= Given request =
Show every line that has the string "body" in it.

= Supplied material =
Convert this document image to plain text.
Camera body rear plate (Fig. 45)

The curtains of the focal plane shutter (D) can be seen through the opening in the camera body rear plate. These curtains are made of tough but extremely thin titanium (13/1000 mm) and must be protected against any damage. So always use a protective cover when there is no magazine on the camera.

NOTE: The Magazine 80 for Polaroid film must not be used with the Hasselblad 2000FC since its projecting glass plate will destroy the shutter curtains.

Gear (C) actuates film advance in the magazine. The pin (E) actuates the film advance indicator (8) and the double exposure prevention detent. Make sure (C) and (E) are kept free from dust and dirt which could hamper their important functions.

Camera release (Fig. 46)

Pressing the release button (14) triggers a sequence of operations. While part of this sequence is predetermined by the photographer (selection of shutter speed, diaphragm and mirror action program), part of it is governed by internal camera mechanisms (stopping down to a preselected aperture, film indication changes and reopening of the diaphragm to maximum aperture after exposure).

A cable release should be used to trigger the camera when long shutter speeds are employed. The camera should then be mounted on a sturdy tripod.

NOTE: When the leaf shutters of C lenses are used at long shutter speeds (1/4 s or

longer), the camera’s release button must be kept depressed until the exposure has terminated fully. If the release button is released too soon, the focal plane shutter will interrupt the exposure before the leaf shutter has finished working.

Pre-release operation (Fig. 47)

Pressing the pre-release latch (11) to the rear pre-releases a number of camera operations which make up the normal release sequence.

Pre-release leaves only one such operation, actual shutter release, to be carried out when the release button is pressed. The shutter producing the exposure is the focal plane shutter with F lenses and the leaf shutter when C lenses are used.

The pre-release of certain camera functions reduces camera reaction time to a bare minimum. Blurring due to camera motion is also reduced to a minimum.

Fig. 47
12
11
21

= The answer =
Camera body rear plate (Fig. 45)
The curtains of the focal plane shutter (D) can be seen through the opening in the camera body rear plate. These curtains are made of tough but extremely thin titanium (13/1000 mm) and must be protected against any damage. So always use a protective cover when there is no magazine on the camera.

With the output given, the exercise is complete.